• Work to do
Extract every line that includes the string "document".

• Dataset rows
◇ ◇ ◇
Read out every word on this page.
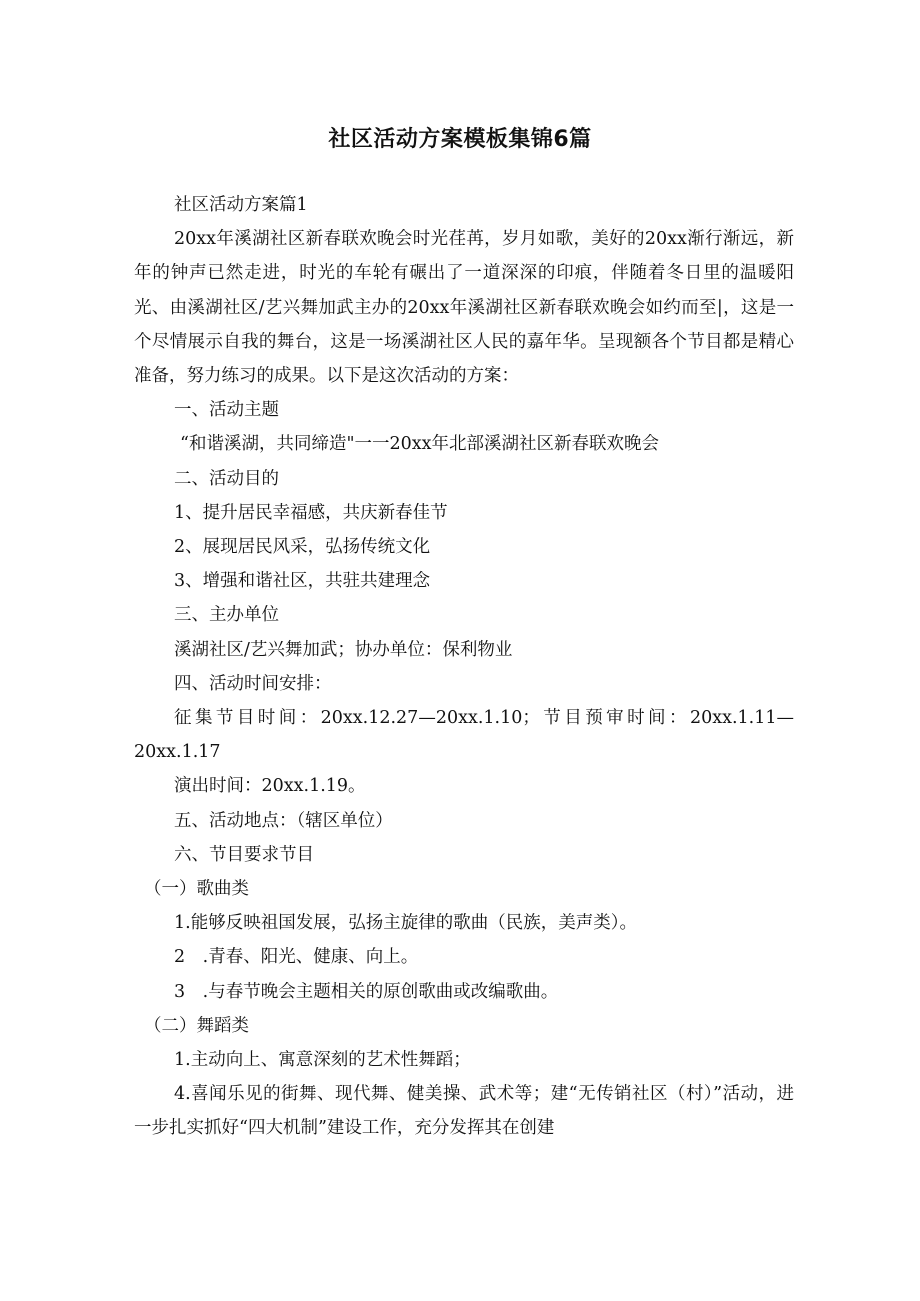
社区活动方案模板集锦6篇

社区活动方案篇1

20xx年溪湖社区新春联欢晚会时光荏苒，岁月如歌，美好的20xx渐行渐远，新年的钟声已然走进，时光的车轮有碾出了一道深深的印痕，伴随着冬日里的温暖阳光、由溪湖社区/艺兴舞加武主办的20xx年溪湖社区新春联欢晚会如约而至|，这是一个尽情展示自我的舞台，这是一场溪湖社区人民的嘉年华。呈现额各个节目都是精心准备，努力练习的成果。以下是这次活动的方案：

一、活动主题

“和谐溪湖，共同缔造"一一20xx年北部溪湖社区新春联欢晚会

二、活动目的

1、提升居民幸福感，共庆新春佳节

2、展现居民风采，弘扬传统文化

3、增强和谐社区，共驻共建理念

三、主办单位

溪湖社区/艺兴舞加武；协办单位：保利物业

四、活动时间安排：

征集节目时间：20xx.12.27—20xx.1.10；节目预审时间：20xx.1.11—20xx.1.17

演出时间：20xx.1.19。

五、活动地点：（辖区单位）

六、节目要求节目

（一）歌曲类

1.能够反映祖国发展，弘扬主旋律的歌曲（民族，美声类）。

2　.青春、阳光、健康、向上。

3　.与春节晚会主题相关的原创歌曲或改编歌曲。

（二）舞蹈类

1.主动向上、寓意深刻的艺术性舞蹈；

4.喜闻乐见的街舞、现代舞、健美操、武术等；建“无传销社区（村）”活动，进一步扎实抓好“四大机制”建设工作，充分发挥其在创建
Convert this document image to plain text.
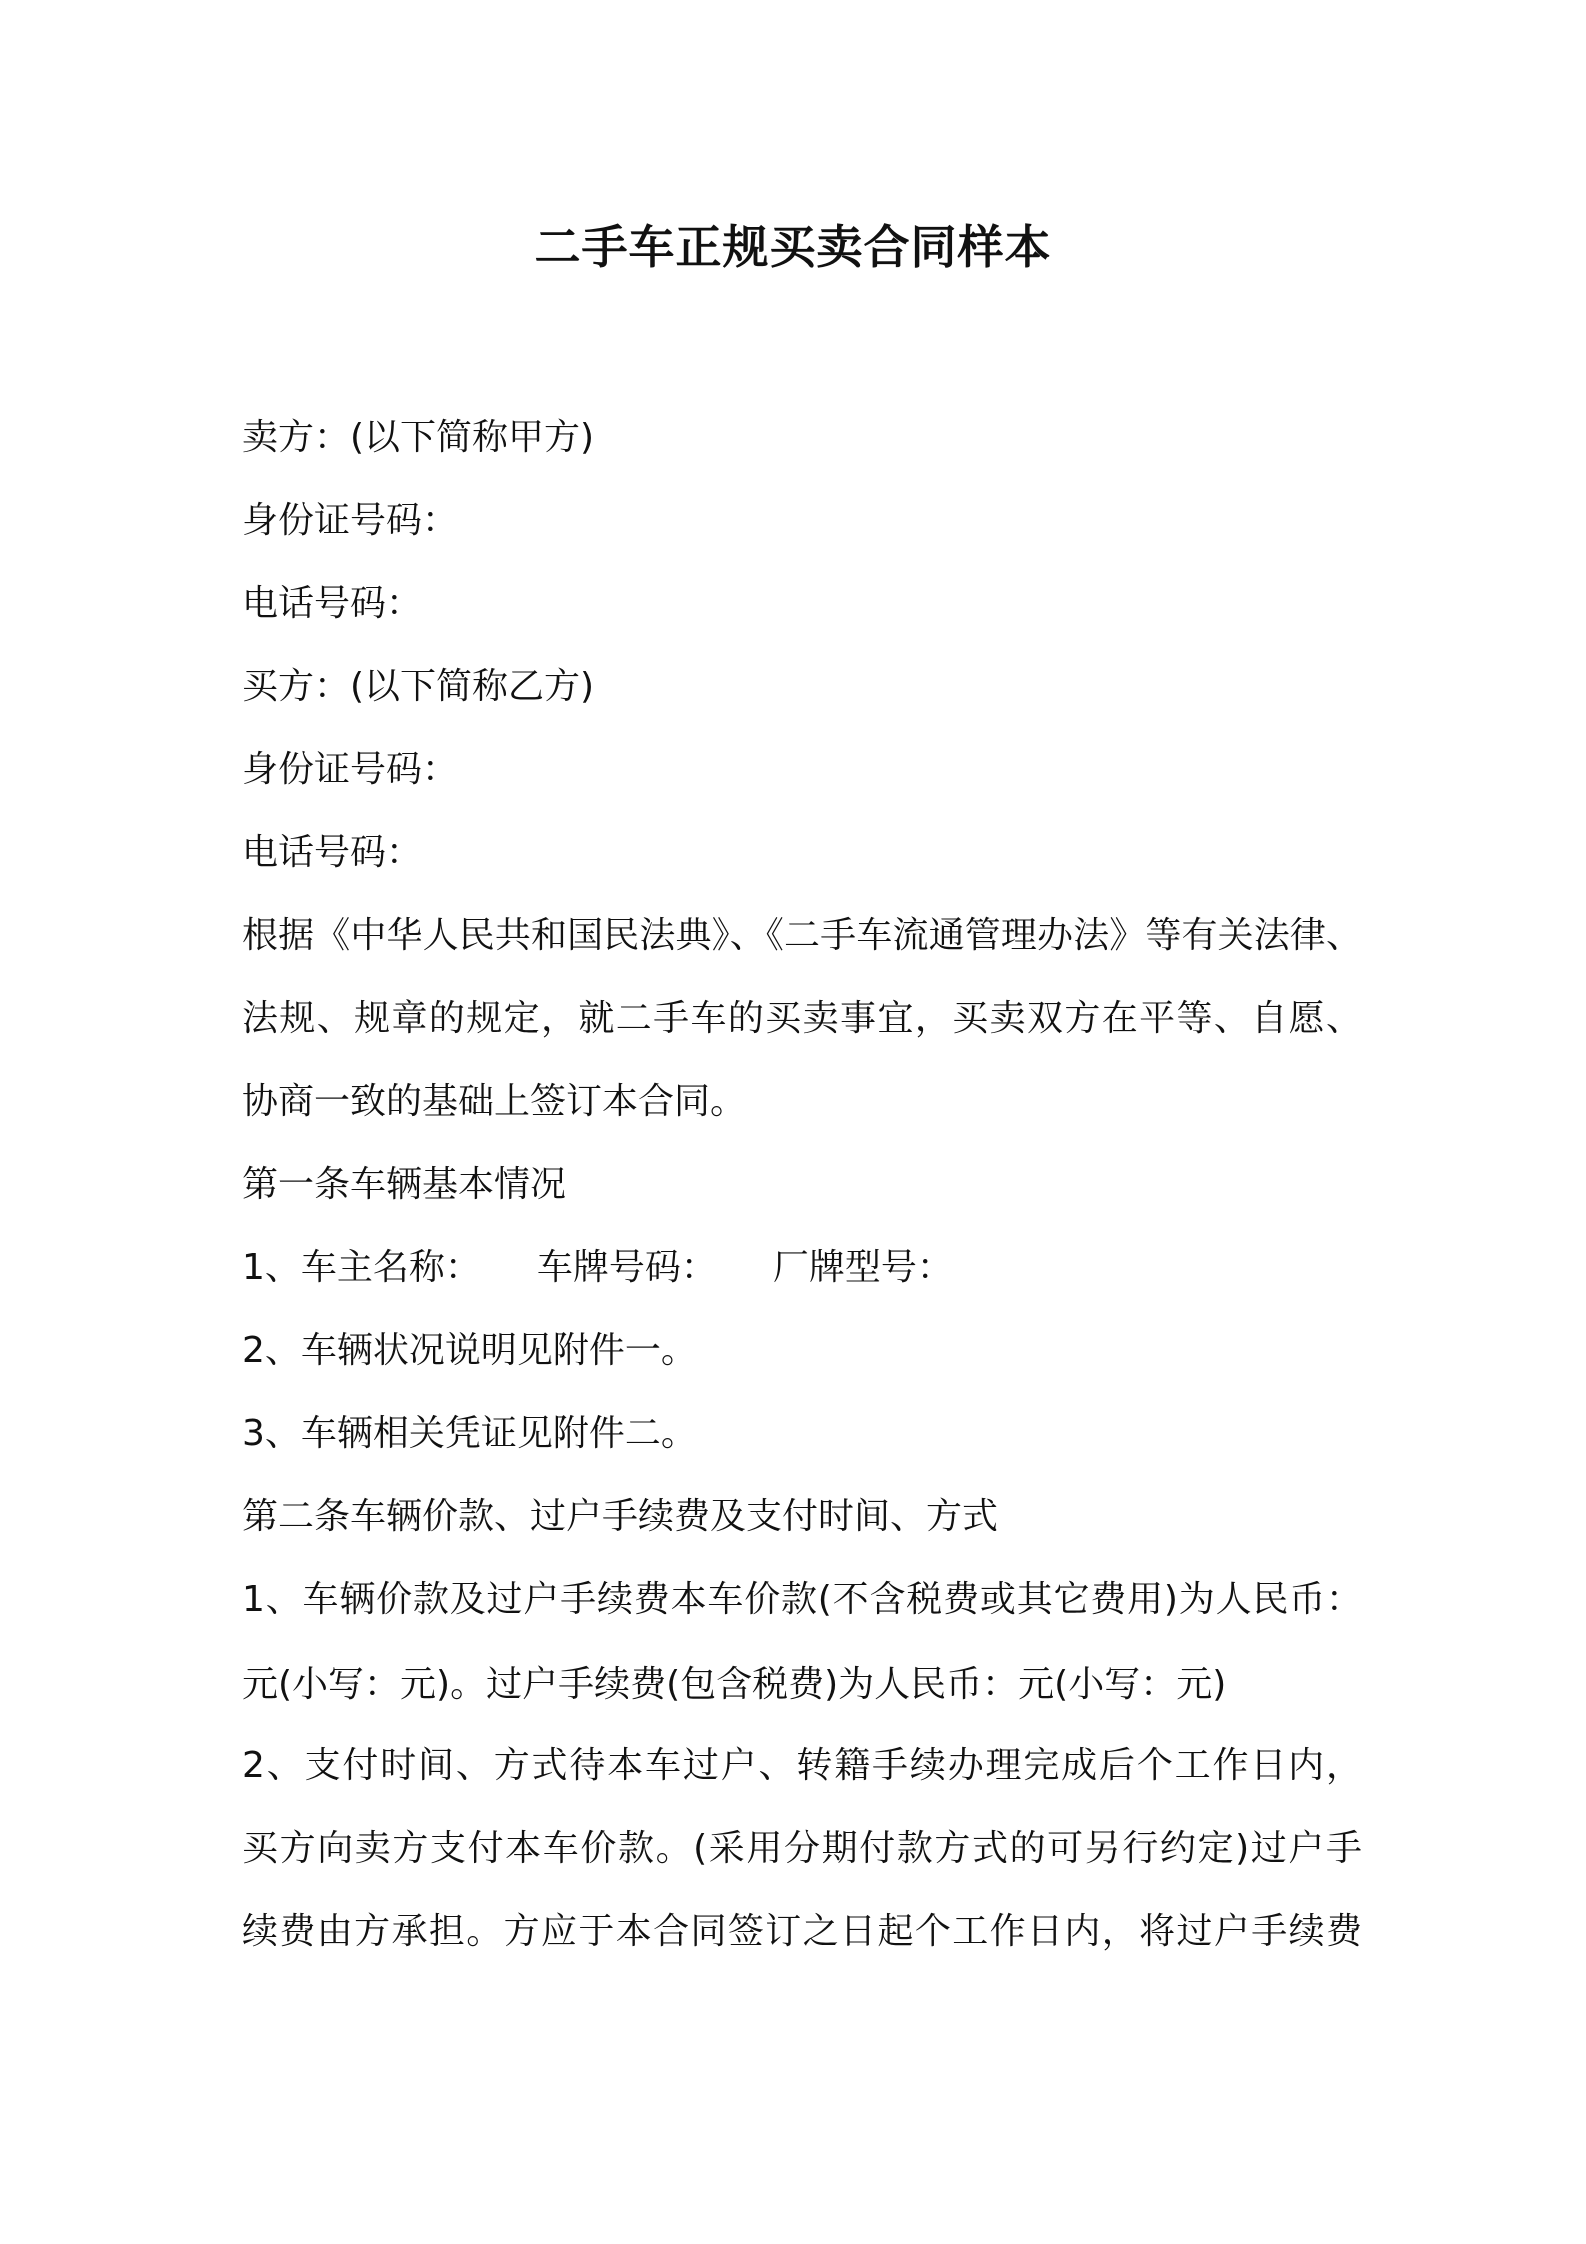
二手车正规买卖合同样本

卖方：(以下简称甲方)

身份证号码：

电话号码：

买方：(以下简称乙方)

身份证号码：

电话号码：

根据《中华人民共和国民法典》、《二手车流通管理办法》等有关法律、

法规、规章的规定，就二手车的买卖事宜，买卖双方在平等、自愿、

协商一致的基础上签订本合同。

第一条车辆基本情况

1、车主名称： 车牌号码： 厂牌型号：

2、车辆状况说明见附件一。

3、车辆相关凭证见附件二。

第二条车辆价款、过户手续费及支付时间、方式

1、车辆价款及过户手续费本车价款(不含税费或其它费用)为人民币：

元(小写：元)。过户手续费(包含税费)为人民币：元(小写：元)

2、支付时间、方式待本车过户、转籍手续办理完成后个工作日内，

买方向卖方支付本车价款。(采用分期付款方式的可另行约定)过户手

续费由方承担。方应于本合同签订之日起个工作日内，将过户手续费
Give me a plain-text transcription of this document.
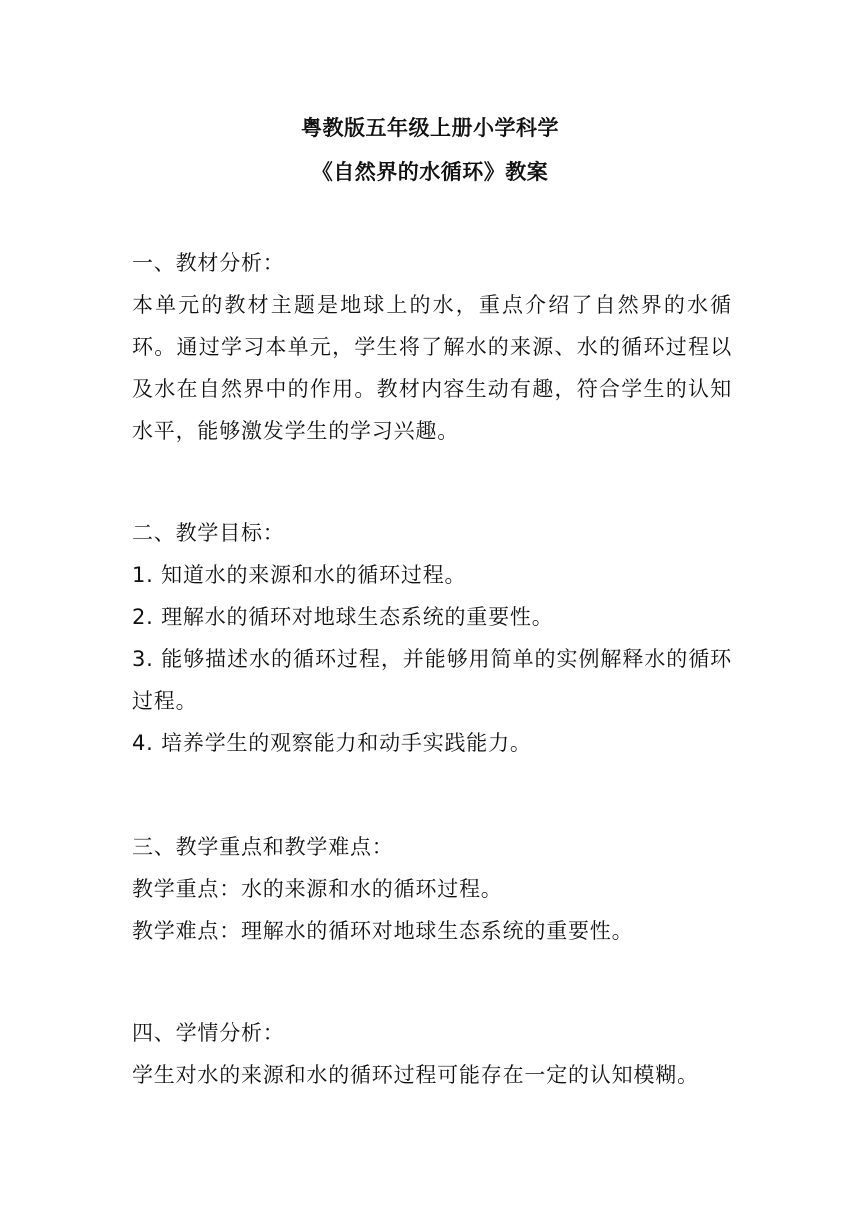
粤教版五年级上册小学科学
《自然界的水循环》教案

一、教材分析：

本单元的教材主题是地球上的水，重点介绍了自然界的水循环。通过学习本单元，学生将了解水的来源、水的循环过程以及水在自然界中的作用。教材内容生动有趣，符合学生的认知水平，能够激发学生的学习兴趣。

二、教学目标：

1. 知道水的来源和水的循环过程。

2. 理解水的循环对地球生态系统的重要性。

3. 能够描述水的循环过程，并能够用简单的实例解释水的循环过程。

4. 培养学生的观察能力和动手实践能力。

三、教学重点和教学难点：

教学重点：水的来源和水的循环过程。

教学难点：理解水的循环对地球生态系统的重要性。

四、学情分析：

学生对水的来源和水的循环过程可能存在一定的认知模糊。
◇ ◇ ◇
• Result
Convert this document image to plain text.
Give me a plain-text transcription of this document.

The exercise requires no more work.